Material supplied:
☆ ☆ ☆
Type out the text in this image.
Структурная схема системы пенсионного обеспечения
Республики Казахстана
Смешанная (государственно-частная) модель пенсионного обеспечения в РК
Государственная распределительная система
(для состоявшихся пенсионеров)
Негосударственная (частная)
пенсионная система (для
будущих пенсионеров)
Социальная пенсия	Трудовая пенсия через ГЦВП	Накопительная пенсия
☆ ☆ ☆
Your objective: Pick each line holding the word "обеспечения" out of the data and copy it.

Task solution:
Структурная схема системы пенсионного обеспечения
Смешанная (государственно-частная) модель пенсионного обеспечения в РК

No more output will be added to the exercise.